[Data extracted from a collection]
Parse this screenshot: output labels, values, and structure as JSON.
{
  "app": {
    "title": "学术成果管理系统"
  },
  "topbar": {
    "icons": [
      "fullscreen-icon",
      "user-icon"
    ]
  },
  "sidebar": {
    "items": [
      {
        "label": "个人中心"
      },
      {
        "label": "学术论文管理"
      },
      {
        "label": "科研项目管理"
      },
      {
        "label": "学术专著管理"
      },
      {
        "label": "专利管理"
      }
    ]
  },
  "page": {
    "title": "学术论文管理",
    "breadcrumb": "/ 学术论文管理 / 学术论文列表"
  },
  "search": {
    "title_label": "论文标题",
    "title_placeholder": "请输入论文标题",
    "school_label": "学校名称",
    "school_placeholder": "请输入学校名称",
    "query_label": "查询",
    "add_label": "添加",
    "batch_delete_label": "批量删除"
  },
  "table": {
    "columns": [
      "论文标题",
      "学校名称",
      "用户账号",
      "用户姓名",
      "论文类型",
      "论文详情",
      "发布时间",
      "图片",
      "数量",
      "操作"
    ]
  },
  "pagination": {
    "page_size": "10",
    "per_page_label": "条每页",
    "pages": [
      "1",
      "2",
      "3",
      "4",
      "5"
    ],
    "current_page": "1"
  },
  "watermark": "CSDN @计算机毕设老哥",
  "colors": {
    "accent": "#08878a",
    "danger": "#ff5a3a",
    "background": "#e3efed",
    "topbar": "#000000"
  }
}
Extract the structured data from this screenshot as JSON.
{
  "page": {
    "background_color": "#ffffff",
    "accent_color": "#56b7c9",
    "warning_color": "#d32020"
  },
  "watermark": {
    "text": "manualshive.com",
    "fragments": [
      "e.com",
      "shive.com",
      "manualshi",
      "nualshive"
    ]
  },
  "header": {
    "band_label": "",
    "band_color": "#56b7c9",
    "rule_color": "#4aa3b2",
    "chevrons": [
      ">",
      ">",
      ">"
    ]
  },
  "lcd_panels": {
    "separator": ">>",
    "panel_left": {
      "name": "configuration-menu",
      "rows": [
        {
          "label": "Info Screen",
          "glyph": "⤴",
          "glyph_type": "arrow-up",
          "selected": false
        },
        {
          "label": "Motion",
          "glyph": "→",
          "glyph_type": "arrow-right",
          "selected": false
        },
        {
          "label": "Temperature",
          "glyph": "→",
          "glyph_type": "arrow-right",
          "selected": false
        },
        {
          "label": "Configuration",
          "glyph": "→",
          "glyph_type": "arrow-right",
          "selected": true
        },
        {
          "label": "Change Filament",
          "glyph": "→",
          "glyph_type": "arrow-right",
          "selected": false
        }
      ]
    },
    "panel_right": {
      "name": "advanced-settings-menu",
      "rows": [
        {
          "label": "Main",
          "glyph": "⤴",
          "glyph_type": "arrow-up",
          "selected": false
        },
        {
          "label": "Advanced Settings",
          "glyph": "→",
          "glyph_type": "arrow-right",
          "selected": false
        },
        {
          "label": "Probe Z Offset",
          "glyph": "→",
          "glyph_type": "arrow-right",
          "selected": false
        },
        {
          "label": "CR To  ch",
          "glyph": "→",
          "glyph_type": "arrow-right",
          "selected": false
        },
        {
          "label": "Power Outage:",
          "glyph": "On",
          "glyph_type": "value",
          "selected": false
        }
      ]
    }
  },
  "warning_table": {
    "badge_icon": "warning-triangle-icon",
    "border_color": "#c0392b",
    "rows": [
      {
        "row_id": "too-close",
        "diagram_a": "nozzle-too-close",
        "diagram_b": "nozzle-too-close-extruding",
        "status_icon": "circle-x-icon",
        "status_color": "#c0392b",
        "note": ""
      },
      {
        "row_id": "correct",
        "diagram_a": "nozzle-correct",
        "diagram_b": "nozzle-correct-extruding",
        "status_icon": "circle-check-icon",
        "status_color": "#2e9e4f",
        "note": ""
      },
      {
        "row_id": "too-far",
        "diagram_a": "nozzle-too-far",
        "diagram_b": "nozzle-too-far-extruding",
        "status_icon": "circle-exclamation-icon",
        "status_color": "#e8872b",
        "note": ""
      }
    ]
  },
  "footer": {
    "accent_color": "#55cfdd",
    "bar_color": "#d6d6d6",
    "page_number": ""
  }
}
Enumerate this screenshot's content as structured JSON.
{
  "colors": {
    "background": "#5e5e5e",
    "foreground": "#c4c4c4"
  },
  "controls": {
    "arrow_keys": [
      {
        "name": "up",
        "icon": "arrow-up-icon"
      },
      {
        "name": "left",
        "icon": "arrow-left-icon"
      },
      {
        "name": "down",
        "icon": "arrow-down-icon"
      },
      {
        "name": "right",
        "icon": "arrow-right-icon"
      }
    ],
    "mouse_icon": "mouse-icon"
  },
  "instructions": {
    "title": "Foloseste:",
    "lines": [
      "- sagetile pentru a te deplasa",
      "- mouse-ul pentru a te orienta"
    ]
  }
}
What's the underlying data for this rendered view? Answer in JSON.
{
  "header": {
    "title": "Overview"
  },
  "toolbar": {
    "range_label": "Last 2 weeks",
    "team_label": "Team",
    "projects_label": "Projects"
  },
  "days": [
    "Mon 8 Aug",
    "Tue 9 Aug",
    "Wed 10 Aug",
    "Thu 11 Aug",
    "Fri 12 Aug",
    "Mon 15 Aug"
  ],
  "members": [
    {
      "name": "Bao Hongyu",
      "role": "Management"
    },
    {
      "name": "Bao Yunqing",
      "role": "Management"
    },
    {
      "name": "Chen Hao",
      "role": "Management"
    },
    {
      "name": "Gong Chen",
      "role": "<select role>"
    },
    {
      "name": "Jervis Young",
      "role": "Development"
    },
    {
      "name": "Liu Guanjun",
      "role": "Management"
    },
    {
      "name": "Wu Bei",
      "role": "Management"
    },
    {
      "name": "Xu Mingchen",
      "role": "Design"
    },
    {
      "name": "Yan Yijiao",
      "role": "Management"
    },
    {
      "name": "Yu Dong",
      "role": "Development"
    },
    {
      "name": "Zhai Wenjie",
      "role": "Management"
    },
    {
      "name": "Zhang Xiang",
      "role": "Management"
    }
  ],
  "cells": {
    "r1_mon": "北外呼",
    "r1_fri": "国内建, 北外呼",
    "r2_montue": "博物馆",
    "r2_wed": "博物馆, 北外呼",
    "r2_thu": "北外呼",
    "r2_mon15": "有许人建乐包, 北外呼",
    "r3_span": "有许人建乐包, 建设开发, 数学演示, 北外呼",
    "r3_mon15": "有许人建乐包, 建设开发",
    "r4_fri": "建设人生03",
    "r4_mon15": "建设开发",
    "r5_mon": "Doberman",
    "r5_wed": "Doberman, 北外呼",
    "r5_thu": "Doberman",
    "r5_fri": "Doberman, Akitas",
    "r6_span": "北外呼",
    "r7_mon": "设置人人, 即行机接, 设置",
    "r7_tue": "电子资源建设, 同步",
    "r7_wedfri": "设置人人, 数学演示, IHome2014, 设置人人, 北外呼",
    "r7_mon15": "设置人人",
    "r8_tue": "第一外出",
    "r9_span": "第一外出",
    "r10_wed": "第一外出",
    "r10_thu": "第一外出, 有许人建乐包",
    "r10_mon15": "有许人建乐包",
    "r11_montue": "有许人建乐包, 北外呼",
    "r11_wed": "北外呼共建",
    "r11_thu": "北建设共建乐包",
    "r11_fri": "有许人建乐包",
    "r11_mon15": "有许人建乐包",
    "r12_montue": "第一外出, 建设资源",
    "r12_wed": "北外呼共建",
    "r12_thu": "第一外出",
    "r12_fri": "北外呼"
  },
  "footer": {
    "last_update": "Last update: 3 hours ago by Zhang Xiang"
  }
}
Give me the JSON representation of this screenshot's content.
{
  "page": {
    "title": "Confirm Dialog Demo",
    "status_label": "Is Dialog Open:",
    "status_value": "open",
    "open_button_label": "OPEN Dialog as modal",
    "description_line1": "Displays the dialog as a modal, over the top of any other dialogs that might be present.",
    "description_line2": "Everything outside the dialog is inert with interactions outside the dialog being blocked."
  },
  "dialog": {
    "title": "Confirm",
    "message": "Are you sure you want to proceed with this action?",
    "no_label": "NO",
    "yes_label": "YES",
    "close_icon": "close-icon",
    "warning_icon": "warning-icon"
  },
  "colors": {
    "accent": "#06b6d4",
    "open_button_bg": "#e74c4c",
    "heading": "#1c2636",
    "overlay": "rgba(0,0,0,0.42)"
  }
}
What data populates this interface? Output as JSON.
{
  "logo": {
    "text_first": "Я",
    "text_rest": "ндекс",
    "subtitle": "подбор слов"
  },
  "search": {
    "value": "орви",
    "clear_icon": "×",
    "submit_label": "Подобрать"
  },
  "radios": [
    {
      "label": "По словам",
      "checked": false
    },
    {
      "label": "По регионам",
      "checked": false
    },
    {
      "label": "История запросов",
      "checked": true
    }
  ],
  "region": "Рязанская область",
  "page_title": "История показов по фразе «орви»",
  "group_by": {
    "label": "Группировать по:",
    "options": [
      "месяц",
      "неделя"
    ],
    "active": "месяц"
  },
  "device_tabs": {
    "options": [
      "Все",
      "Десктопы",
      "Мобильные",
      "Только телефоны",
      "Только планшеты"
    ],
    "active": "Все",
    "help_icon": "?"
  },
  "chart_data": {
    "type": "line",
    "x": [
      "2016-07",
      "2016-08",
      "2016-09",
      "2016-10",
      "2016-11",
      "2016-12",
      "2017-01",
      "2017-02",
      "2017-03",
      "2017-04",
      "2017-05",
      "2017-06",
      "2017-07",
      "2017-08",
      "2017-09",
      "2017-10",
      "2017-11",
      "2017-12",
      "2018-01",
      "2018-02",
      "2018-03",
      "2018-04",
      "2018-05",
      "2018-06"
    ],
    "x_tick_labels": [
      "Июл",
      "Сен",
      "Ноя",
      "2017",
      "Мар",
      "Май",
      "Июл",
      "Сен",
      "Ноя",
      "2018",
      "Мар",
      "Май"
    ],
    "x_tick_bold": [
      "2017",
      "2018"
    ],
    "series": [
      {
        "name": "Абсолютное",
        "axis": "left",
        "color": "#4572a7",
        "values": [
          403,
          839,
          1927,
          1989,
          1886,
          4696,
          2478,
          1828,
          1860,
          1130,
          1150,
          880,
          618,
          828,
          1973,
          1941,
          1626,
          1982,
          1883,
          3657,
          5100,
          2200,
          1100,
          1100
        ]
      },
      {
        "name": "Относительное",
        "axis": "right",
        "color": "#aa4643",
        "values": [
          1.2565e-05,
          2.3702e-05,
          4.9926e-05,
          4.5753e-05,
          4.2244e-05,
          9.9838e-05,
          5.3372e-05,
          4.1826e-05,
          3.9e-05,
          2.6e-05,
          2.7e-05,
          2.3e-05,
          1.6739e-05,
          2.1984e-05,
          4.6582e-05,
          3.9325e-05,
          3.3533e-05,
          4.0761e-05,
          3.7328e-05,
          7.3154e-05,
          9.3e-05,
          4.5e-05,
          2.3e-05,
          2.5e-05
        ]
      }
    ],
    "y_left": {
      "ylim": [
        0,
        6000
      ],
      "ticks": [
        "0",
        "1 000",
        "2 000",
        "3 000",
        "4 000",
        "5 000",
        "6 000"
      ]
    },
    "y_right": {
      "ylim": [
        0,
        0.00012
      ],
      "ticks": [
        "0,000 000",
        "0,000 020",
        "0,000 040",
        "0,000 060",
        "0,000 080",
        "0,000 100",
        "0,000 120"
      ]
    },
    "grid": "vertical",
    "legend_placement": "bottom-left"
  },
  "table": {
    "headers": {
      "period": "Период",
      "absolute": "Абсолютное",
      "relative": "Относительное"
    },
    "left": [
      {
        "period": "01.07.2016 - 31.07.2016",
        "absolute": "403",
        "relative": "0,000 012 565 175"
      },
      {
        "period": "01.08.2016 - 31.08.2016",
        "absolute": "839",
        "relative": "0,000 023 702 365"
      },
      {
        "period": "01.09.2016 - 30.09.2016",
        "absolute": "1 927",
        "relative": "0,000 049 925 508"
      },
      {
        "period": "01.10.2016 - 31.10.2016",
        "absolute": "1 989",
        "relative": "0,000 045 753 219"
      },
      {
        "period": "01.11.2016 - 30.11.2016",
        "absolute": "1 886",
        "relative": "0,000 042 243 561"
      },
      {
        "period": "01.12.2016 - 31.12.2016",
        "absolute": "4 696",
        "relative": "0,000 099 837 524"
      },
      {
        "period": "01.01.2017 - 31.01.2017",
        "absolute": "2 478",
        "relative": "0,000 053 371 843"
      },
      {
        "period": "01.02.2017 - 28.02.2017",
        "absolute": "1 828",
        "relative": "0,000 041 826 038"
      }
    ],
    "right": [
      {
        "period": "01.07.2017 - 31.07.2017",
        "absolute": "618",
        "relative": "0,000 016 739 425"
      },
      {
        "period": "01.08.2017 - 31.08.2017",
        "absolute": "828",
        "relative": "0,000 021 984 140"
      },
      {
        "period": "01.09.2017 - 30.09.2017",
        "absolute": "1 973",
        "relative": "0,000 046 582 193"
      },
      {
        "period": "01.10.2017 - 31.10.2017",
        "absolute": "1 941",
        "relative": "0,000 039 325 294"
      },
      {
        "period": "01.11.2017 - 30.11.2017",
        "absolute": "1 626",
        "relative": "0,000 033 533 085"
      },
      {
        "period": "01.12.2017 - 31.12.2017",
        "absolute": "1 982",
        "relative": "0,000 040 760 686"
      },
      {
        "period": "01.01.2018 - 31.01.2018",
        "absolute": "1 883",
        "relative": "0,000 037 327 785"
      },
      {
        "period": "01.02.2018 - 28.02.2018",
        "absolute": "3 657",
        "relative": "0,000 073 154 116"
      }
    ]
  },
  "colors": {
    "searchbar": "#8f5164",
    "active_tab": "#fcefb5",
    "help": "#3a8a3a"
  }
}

**Aim of the exercise:**
The word "История" appears in how many lines of the records? Give the number only.

**Right answer:**
2